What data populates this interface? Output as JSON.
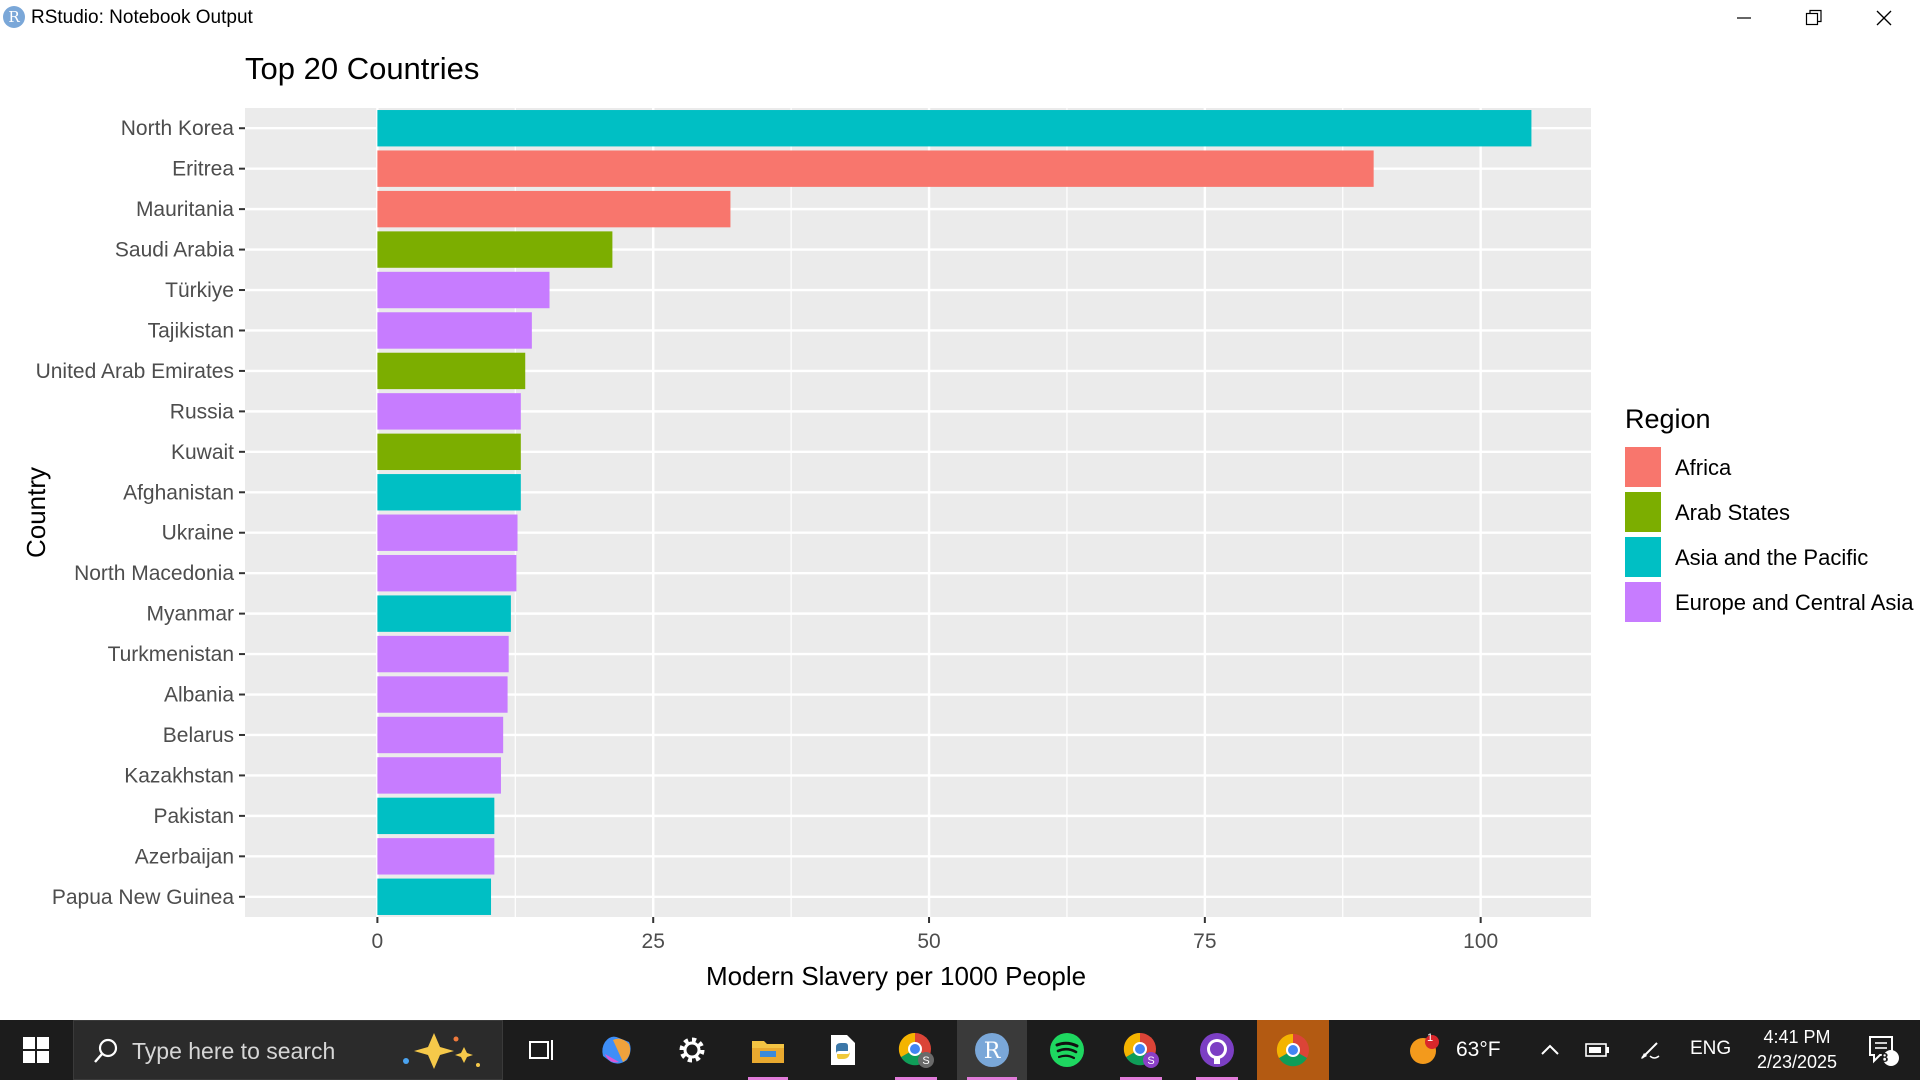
{
  "window": {
    "title": "RStudio: Notebook Output",
    "app_icon": "R"
  },
  "colors": {
    "panel_bg": "#ebebeb",
    "grid": "#ffffff",
    "Africa": "#f8766d",
    "Arab States": "#7cae00",
    "Asia and the Pacific": "#00bfc4",
    "Europe and Central Asia": "#c77cff"
  },
  "chart_data": {
    "type": "bar",
    "orientation": "horizontal",
    "title": "Top 20 Countries",
    "xlabel": "Modern Slavery per 1000 People",
    "ylabel": "Country",
    "xlim": [
      -12,
      110
    ],
    "xticks": [
      0,
      25,
      50,
      75,
      100
    ],
    "grid": true,
    "legend": {
      "title": "Region",
      "position": "right",
      "entries": [
        "Africa",
        "Arab States",
        "Asia and the Pacific",
        "Europe and Central Asia"
      ]
    },
    "categories": [
      "North Korea",
      "Eritrea",
      "Mauritania",
      "Saudi Arabia",
      "Türkiye",
      "Tajikistan",
      "United Arab Emirates",
      "Russia",
      "Kuwait",
      "Afghanistan",
      "Ukraine",
      "North Macedonia",
      "Myanmar",
      "Turkmenistan",
      "Albania",
      "Belarus",
      "Kazakhstan",
      "Pakistan",
      "Azerbaijan",
      "Papua New Guinea"
    ],
    "values": [
      104.6,
      90.3,
      32.0,
      21.3,
      15.6,
      14.0,
      13.4,
      13.0,
      13.0,
      13.0,
      12.7,
      12.6,
      12.1,
      11.9,
      11.8,
      11.4,
      11.2,
      10.6,
      10.6,
      10.3
    ],
    "regions": [
      "Asia and the Pacific",
      "Africa",
      "Africa",
      "Arab States",
      "Europe and Central Asia",
      "Europe and Central Asia",
      "Arab States",
      "Europe and Central Asia",
      "Arab States",
      "Asia and the Pacific",
      "Europe and Central Asia",
      "Europe and Central Asia",
      "Asia and the Pacific",
      "Europe and Central Asia",
      "Europe and Central Asia",
      "Europe and Central Asia",
      "Europe and Central Asia",
      "Asia and the Pacific",
      "Europe and Central Asia",
      "Asia and the Pacific"
    ]
  },
  "taskbar": {
    "search_placeholder": "Type here to search",
    "weather": "63°F",
    "weather_badge": "1",
    "language": "ENG",
    "time": "4:41 PM",
    "date": "2/23/2025",
    "notifications": "8"
  }
}
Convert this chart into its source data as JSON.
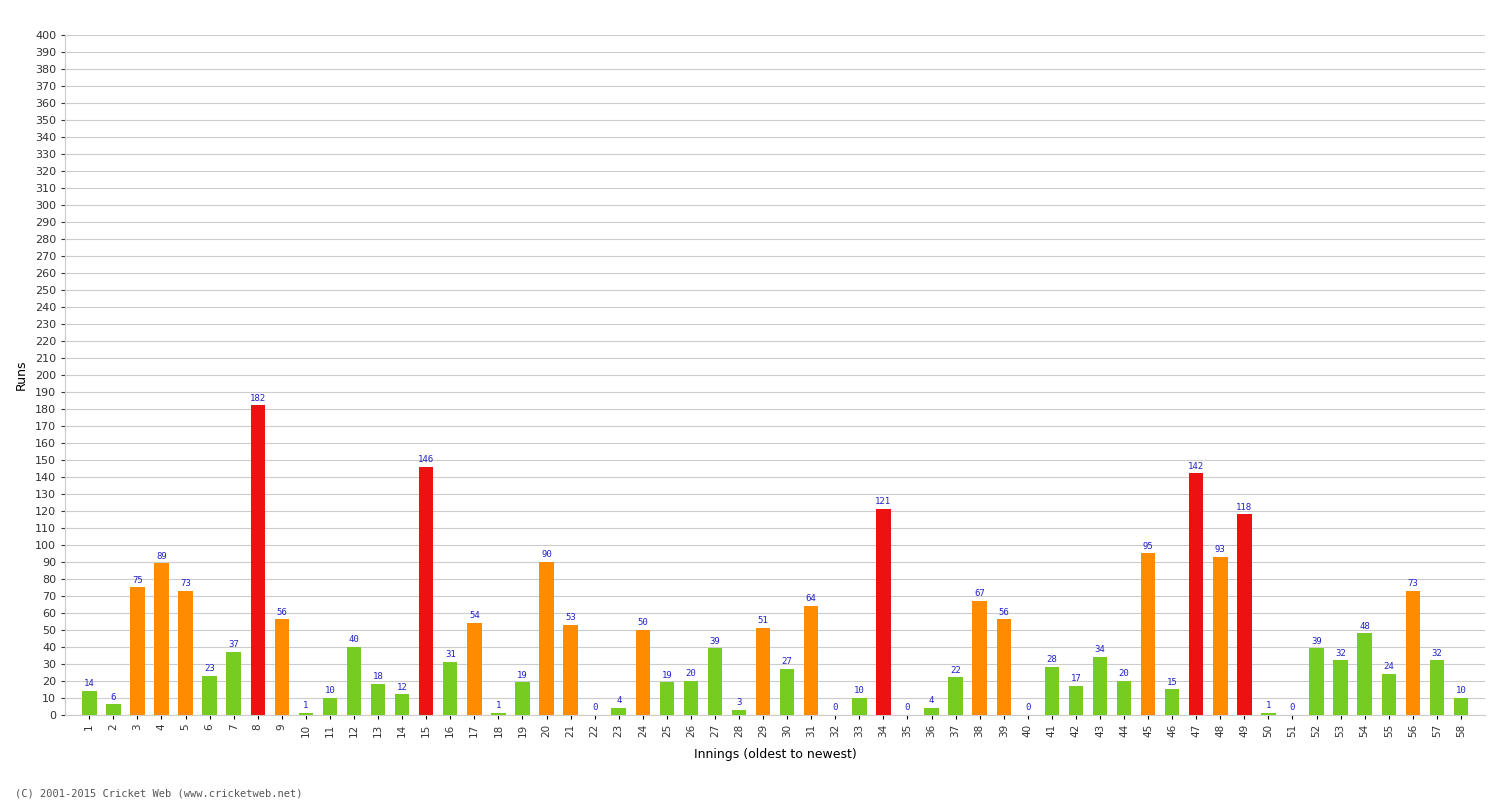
{
  "ylabel": "Runs",
  "xlabel": "Innings (oldest to newest)",
  "ylim": [
    0,
    400
  ],
  "yticks": [
    0,
    10,
    20,
    30,
    40,
    50,
    60,
    70,
    80,
    90,
    100,
    110,
    120,
    130,
    140,
    150,
    160,
    170,
    180,
    190,
    200,
    210,
    220,
    230,
    240,
    250,
    260,
    270,
    280,
    290,
    300,
    310,
    320,
    330,
    340,
    350,
    360,
    370,
    380,
    390,
    400
  ],
  "background_color": "#ffffff",
  "plot_bg_color": "#ffffff",
  "innings": [
    1,
    2,
    3,
    4,
    5,
    6,
    7,
    8,
    9,
    10,
    11,
    12,
    13,
    14,
    15,
    16,
    17,
    18,
    19,
    20,
    21,
    22,
    23,
    24,
    25,
    26,
    27,
    28,
    29,
    30,
    31,
    32,
    33,
    34,
    35,
    36,
    37,
    38,
    39,
    40,
    41,
    42,
    43,
    44,
    45,
    46,
    47,
    48,
    49,
    50,
    51,
    52,
    53,
    54,
    55,
    56,
    57,
    58
  ],
  "scores": [
    14,
    6,
    75,
    89,
    73,
    23,
    37,
    182,
    56,
    1,
    10,
    40,
    18,
    12,
    146,
    31,
    54,
    1,
    19,
    90,
    53,
    0,
    4,
    50,
    19,
    20,
    39,
    3,
    51,
    27,
    64,
    0,
    10,
    121,
    0,
    4,
    22,
    67,
    56,
    0,
    28,
    17,
    34,
    20,
    95,
    15,
    142,
    93,
    118,
    1,
    0,
    39,
    32,
    48,
    24,
    73,
    32,
    10
  ],
  "century_color": "#ee1111",
  "fifty_color": "#ff8c00",
  "sub_fifty_color": "#77cc22",
  "grid_color": "#cccccc",
  "label_color": "#2222cc",
  "tick_color": "#333333",
  "footer": "(C) 2001-2015 Cricket Web (www.cricketweb.net)",
  "bar_width": 0.6
}
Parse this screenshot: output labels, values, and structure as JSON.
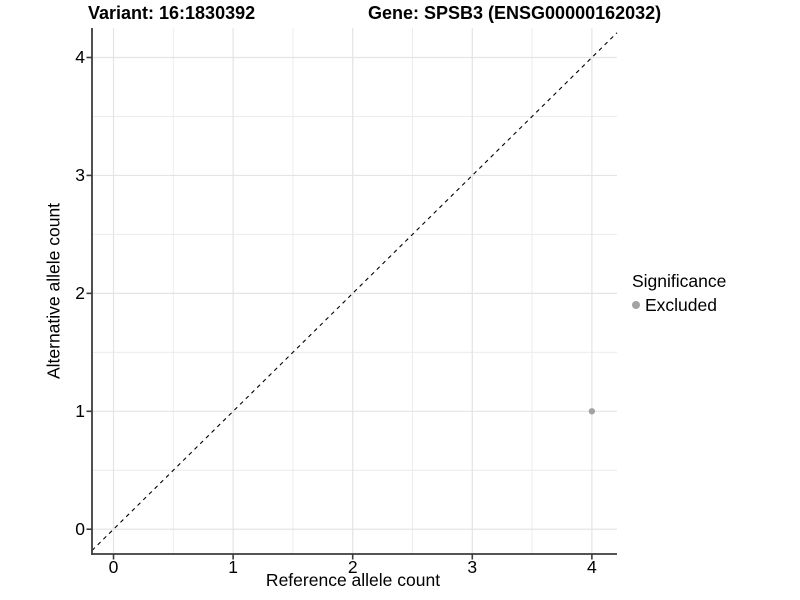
{
  "titles": {
    "variant": "Variant: 16:1830392",
    "gene": "Gene: SPSB3 (ENSG00000162032)"
  },
  "chart_data": {
    "type": "scatter",
    "xlabel": "Reference allele count",
    "ylabel": "Alternative allele count",
    "xlim": [
      -0.18,
      4.21
    ],
    "ylim": [
      -0.21,
      4.25
    ],
    "major_ticks": [
      0,
      1,
      2,
      3,
      4
    ],
    "minor_gridlines": [
      0.5,
      1.5,
      2.5,
      3.5
    ],
    "grid": "major+minor",
    "points": [
      {
        "x": 4,
        "y": 1,
        "series": "Excluded"
      }
    ],
    "reference_line": {
      "type": "identity",
      "slope": 1,
      "intercept": 0,
      "style": "dashed",
      "color": "#000000"
    },
    "legend_position": "right",
    "colors": {
      "excluded": "#a3a3a3",
      "grid_major": "#e4e4e4",
      "grid_minor": "#ececec",
      "axis": "#3c3c3c",
      "text": "#000000"
    }
  },
  "legend": {
    "title": "Significance",
    "items": [
      {
        "label": "Excluded",
        "color": "#a3a3a3"
      }
    ]
  }
}
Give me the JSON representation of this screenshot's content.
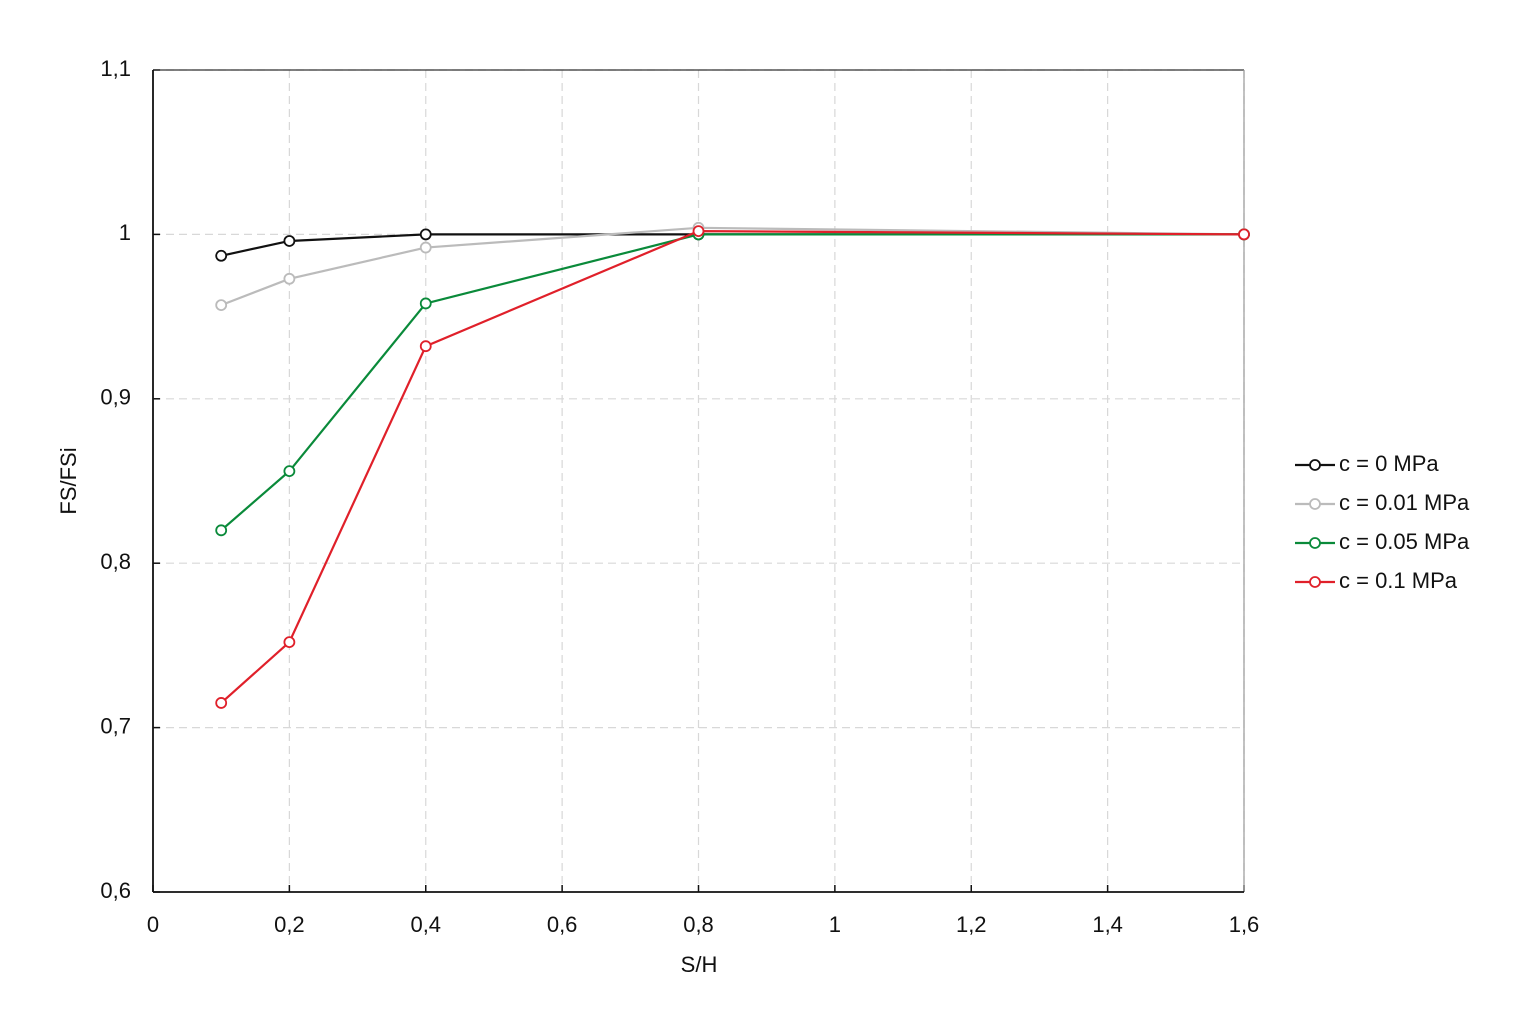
{
  "chart_data": {
    "type": "line",
    "x_label": "S/H",
    "y_label": "FS/FSi",
    "x": [
      0.1,
      0.2,
      0.4,
      0.8,
      1.6
    ],
    "series": [
      {
        "name": "c = 0 MPa",
        "color": "#111111",
        "values": [
          0.987,
          0.996,
          1.0,
          1.0,
          1.0
        ]
      },
      {
        "name": "c = 0.01 MPa",
        "color": "#bbbbbb",
        "values": [
          0.957,
          0.973,
          0.992,
          1.004,
          1.0
        ]
      },
      {
        "name": "c = 0.05 MPa",
        "color": "#0a8a3a",
        "values": [
          0.82,
          0.856,
          0.958,
          1.0,
          1.0
        ]
      },
      {
        "name": "c = 0.1 MPa",
        "color": "#e0202a",
        "values": [
          0.715,
          0.752,
          0.932,
          1.002,
          1.0
        ]
      }
    ],
    "xlim": [
      0,
      1.6
    ],
    "xticks": [
      0,
      {
        "value": 0.2,
        "label": "0,2"
      },
      {
        "value": 0.4,
        "label": "0,4"
      },
      {
        "value": 0.6,
        "label": "0,6"
      },
      {
        "value": 0.8,
        "label": "0,8"
      },
      1,
      {
        "value": 1.2,
        "label": "1,2"
      },
      {
        "value": 1.4,
        "label": "1,4"
      },
      {
        "value": 1.6,
        "label": "1,6"
      }
    ],
    "ylim": [
      0.6,
      1.1
    ],
    "yticks": [
      {
        "value": 0.6,
        "label": "0,6"
      },
      {
        "value": 0.7,
        "label": "0,7"
      },
      {
        "value": 0.8,
        "label": "0,8"
      },
      {
        "value": 0.9,
        "label": "0,9"
      },
      1,
      {
        "value": 1.1,
        "label": "1,1"
      }
    ],
    "grid": true,
    "legend": "right"
  }
}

Description of the task
Extract all the data above exactly, excluding every picture.

Reply
What data populates this interface? Output as JSON.
{
  "window": {
    "title": "RStudio: Notebook Output",
    "app_icon": "R"
  },
  "colors": {
    "panel_bg": "#ebebeb",
    "grid": "#ffffff",
    "Africa": "#f8766d",
    "Arab States": "#7cae00",
    "Asia and the Pacific": "#00bfc4",
    "Europe and Central Asia": "#c77cff"
  },
  "chart_data": {
    "type": "bar",
    "orientation": "horizontal",
    "title": "Top 20 Countries",
    "xlabel": "Modern Slavery per 1000 People",
    "ylabel": "Country",
    "xlim": [
      -12,
      110
    ],
    "xticks": [
      0,
      25,
      50,
      75,
      100
    ],
    "grid": true,
    "legend": {
      "title": "Region",
      "position": "right",
      "entries": [
        "Africa",
        "Arab States",
        "Asia and the Pacific",
        "Europe and Central Asia"
      ]
    },
    "categories": [
      "North Korea",
      "Eritrea",
      "Mauritania",
      "Saudi Arabia",
      "Türkiye",
      "Tajikistan",
      "United Arab Emirates",
      "Russia",
      "Kuwait",
      "Afghanistan",
      "Ukraine",
      "North Macedonia",
      "Myanmar",
      "Turkmenistan",
      "Albania",
      "Belarus",
      "Kazakhstan",
      "Pakistan",
      "Azerbaijan",
      "Papua New Guinea"
    ],
    "values": [
      104.6,
      90.3,
      32.0,
      21.3,
      15.6,
      14.0,
      13.4,
      13.0,
      13.0,
      13.0,
      12.7,
      12.6,
      12.1,
      11.9,
      11.8,
      11.4,
      11.2,
      10.6,
      10.6,
      10.3
    ],
    "regions": [
      "Asia and the Pacific",
      "Africa",
      "Africa",
      "Arab States",
      "Europe and Central Asia",
      "Europe and Central Asia",
      "Arab States",
      "Europe and Central Asia",
      "Arab States",
      "Asia and the Pacific",
      "Europe and Central Asia",
      "Europe and Central Asia",
      "Asia and the Pacific",
      "Europe and Central Asia",
      "Europe and Central Asia",
      "Europe and Central Asia",
      "Europe and Central Asia",
      "Asia and the Pacific",
      "Europe and Central Asia",
      "Asia and the Pacific"
    ]
  },
  "taskbar": {
    "search_placeholder": "Type here to search",
    "weather": "63°F",
    "weather_badge": "1",
    "language": "ENG",
    "time": "4:41 PM",
    "date": "2/23/2025",
    "notifications": "8"
  }
}
Convert this chart into its source data as JSON.
{
  "ylabel": "Runs",
  "xlabel": "Innings (oldest to newest)",
  "ylim": [
    0,
    400
  ],
  "yticks": [
    0,
    10,
    20,
    30,
    40,
    50,
    60,
    70,
    80,
    90,
    100,
    110,
    120,
    130,
    140,
    150,
    160,
    170,
    180,
    190,
    200,
    210,
    220,
    230,
    240,
    250,
    260,
    270,
    280,
    290,
    300,
    310,
    320,
    330,
    340,
    350,
    360,
    370,
    380,
    390,
    400
  ],
  "background_color": "#ffffff",
  "plot_bg_color": "#ffffff",
  "innings": [
    1,
    2,
    3,
    4,
    5,
    6,
    7,
    8,
    9,
    10,
    11,
    12,
    13,
    14,
    15,
    16,
    17,
    18,
    19,
    20,
    21,
    22,
    23,
    24,
    25,
    26,
    27,
    28,
    29,
    30,
    31,
    32,
    33,
    34,
    35,
    36,
    37,
    38,
    39,
    40,
    41,
    42,
    43,
    44,
    45,
    46,
    47,
    48,
    49,
    50,
    51,
    52,
    53,
    54,
    55,
    56,
    57,
    58
  ],
  "scores": [
    14,
    6,
    75,
    89,
    73,
    23,
    37,
    182,
    56,
    1,
    10,
    40,
    18,
    12,
    146,
    31,
    54,
    1,
    19,
    90,
    53,
    0,
    4,
    50,
    19,
    20,
    39,
    3,
    51,
    27,
    64,
    0,
    10,
    121,
    0,
    4,
    22,
    67,
    56,
    0,
    28,
    17,
    34,
    20,
    95,
    15,
    142,
    93,
    118,
    1,
    0,
    39,
    32,
    48,
    24,
    73,
    32,
    10
  ],
  "century_color": "#ee1111",
  "fifty_color": "#ff8c00",
  "sub_fifty_color": "#77cc22",
  "grid_color": "#cccccc",
  "label_color": "#2222cc",
  "tick_color": "#333333",
  "footer": "(C) 2001-2015 Cricket Web (www.cricketweb.net)",
  "bar_width": 0.6
}
Parse this screenshot: output labels, values, and structure as JSON.
{
  "titles": {
    "variant": "Variant: 16:1830392",
    "gene": "Gene: SPSB3 (ENSG00000162032)"
  },
  "chart_data": {
    "type": "scatter",
    "xlabel": "Reference allele count",
    "ylabel": "Alternative allele count",
    "xlim": [
      -0.18,
      4.21
    ],
    "ylim": [
      -0.21,
      4.25
    ],
    "major_ticks": [
      0,
      1,
      2,
      3,
      4
    ],
    "minor_gridlines": [
      0.5,
      1.5,
      2.5,
      3.5
    ],
    "grid": "major+minor",
    "points": [
      {
        "x": 4,
        "y": 1,
        "series": "Excluded"
      }
    ],
    "reference_line": {
      "type": "identity",
      "slope": 1,
      "intercept": 0,
      "style": "dashed",
      "color": "#000000"
    },
    "legend_position": "right",
    "colors": {
      "excluded": "#a3a3a3",
      "grid_major": "#e4e4e4",
      "grid_minor": "#ececec",
      "axis": "#3c3c3c",
      "text": "#000000"
    }
  },
  "legend": {
    "title": "Significance",
    "items": [
      {
        "label": "Excluded",
        "color": "#a3a3a3"
      }
    ]
  }
}
Give me the JSON representation of this screenshot's content.
{
  "chart_data": {
    "type": "line",
    "x_label": "S/H",
    "y_label": "FS/FSi",
    "x": [
      0.1,
      0.2,
      0.4,
      0.8,
      1.6
    ],
    "series": [
      {
        "name": "c = 0 MPa",
        "color": "#111111",
        "values": [
          0.987,
          0.996,
          1.0,
          1.0,
          1.0
        ]
      },
      {
        "name": "c = 0.01 MPa",
        "color": "#bbbbbb",
        "values": [
          0.957,
          0.973,
          0.992,
          1.004,
          1.0
        ]
      },
      {
        "name": "c = 0.05 MPa",
        "color": "#0a8a3a",
        "values": [
          0.82,
          0.856,
          0.958,
          1.0,
          1.0
        ]
      },
      {
        "name": "c = 0.1 MPa",
        "color": "#e0202a",
        "values": [
          0.715,
          0.752,
          0.932,
          1.002,
          1.0
        ]
      }
    ],
    "xlim": [
      0,
      1.6
    ],
    "xticks": [
      0,
      {
        "value": 0.2,
        "label": "0,2"
      },
      {
        "value": 0.4,
        "label": "0,4"
      },
      {
        "value": 0.6,
        "label": "0,6"
      },
      {
        "value": 0.8,
        "label": "0,8"
      },
      1,
      {
        "value": 1.2,
        "label": "1,2"
      },
      {
        "value": 1.4,
        "label": "1,4"
      },
      {
        "value": 1.6,
        "label": "1,6"
      }
    ],
    "ylim": [
      0.6,
      1.1
    ],
    "yticks": [
      {
        "value": 0.6,
        "label": "0,6"
      },
      {
        "value": 0.7,
        "label": "0,7"
      },
      {
        "value": 0.8,
        "label": "0,8"
      },
      {
        "value": 0.9,
        "label": "0,9"
      },
      1,
      {
        "value": 1.1,
        "label": "1,1"
      }
    ],
    "grid": true,
    "legend": "right"
  }
}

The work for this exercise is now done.